Filter the data for lines with the word "JSON", then copy every line so identified.

(Figure contents as structured data)
================

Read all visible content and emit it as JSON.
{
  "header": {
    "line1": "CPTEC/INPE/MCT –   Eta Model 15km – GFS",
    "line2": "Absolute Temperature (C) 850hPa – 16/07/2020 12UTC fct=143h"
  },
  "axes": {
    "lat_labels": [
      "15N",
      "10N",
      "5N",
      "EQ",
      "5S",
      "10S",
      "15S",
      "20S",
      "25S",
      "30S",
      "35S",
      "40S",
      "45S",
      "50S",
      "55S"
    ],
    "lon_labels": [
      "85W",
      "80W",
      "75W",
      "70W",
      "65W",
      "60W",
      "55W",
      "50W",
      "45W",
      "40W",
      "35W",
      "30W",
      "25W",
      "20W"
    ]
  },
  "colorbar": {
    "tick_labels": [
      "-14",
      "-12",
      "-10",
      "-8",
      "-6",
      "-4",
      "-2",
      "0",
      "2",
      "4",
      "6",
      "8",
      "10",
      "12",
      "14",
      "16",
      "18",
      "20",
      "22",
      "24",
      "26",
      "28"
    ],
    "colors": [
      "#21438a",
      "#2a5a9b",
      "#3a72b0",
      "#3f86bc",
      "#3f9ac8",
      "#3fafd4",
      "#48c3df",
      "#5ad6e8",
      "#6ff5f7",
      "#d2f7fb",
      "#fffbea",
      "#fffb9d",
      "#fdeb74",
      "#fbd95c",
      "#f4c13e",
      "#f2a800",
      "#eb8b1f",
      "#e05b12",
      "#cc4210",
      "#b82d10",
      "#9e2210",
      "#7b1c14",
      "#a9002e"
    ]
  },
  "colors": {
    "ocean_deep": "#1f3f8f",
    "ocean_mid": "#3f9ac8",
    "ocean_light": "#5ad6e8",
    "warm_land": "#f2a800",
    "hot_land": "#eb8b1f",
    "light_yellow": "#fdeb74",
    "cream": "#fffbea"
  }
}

================

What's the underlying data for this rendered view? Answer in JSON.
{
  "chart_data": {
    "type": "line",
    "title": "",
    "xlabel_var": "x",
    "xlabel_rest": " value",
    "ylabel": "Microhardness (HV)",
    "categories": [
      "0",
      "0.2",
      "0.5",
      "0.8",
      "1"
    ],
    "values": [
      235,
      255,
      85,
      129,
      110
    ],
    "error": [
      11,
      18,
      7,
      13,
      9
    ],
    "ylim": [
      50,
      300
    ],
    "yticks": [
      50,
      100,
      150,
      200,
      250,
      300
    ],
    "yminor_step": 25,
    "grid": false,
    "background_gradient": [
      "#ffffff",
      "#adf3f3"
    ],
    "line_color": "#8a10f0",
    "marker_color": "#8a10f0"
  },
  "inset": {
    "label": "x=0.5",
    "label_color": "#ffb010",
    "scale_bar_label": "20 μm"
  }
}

================

Exercise answer.
Read all visible content and emit it as JSON.
What's the underlying data for this rendered view? Answer in JSON.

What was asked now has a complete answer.